>>

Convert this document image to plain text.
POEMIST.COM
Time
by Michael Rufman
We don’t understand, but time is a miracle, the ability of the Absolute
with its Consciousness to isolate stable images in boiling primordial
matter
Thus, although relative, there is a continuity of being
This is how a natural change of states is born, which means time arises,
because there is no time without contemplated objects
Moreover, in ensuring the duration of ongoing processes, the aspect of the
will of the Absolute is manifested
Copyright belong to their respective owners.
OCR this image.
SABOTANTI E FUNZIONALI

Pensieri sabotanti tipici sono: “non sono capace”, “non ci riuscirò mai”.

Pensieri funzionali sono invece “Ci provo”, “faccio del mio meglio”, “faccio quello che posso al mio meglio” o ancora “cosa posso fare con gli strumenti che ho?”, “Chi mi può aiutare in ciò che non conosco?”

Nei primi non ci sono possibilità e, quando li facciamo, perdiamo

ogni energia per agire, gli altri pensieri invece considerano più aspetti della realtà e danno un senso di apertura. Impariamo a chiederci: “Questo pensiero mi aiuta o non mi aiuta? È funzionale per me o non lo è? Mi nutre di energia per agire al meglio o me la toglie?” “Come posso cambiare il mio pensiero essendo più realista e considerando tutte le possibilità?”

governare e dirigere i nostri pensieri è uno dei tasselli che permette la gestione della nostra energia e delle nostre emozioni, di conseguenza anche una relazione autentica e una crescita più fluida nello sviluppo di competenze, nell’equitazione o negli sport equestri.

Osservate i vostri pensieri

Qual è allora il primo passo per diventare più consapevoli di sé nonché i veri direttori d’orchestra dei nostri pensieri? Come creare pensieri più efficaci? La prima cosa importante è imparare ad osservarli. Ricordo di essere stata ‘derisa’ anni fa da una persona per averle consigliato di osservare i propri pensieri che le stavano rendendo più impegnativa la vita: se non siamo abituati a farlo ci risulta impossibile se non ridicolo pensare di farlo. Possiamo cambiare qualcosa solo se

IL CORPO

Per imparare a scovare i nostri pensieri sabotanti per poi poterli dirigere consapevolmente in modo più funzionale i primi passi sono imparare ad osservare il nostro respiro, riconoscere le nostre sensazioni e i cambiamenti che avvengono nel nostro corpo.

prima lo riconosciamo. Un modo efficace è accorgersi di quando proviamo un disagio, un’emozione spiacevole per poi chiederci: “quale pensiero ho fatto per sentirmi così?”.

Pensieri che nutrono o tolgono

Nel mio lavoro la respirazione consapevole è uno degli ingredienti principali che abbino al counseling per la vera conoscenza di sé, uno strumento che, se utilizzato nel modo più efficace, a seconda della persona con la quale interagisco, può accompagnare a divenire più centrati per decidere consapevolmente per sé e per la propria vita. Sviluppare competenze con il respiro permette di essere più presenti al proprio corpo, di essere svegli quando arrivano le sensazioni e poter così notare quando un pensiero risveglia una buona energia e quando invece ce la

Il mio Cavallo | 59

<<

STATED PROBLEM: Each line in the listing above that contains "invece" should be copied.

EXERCISE RESULT:
Pensieri funzionali sono invece “Ci provo”, “faccio del mio meglio”, “faccio quello che posso al mio meglio” o ancora “cosa posso fare con gli strumenti che ho?”, “Chi mi può aiutare in ciò che non conosco?”
ogni energia per agire, gli altri pensieri invece considerano più aspetti della realtà e danno un senso di apertura. Impariamo a chiederci: “Questo pensiero mi aiuta o non mi aiuta? È funzionale per me o non lo è? Mi nutre di energia per agire al meglio o me la toglie?” “Come posso cambiare il mio pensiero essendo più realista e considerando tutte le possibilità?”
Nel mio lavoro la respirazione consapevole è uno degli ingredienti principali che abbino al counseling per la vera conoscenza di sé, uno strumento che, se utilizzato nel modo più efficace, a seconda della persona con la quale interagisco, può accompagnare a divenire più centrati per decidere consapevolmente per sé e per la propria vita. Sviluppare competenze con il respiro permette di essere più presenti al proprio corpo, di essere svegli quando arrivano le sensazioni e poter così notare quando un pensiero risveglia una buona energia e quando invece ce la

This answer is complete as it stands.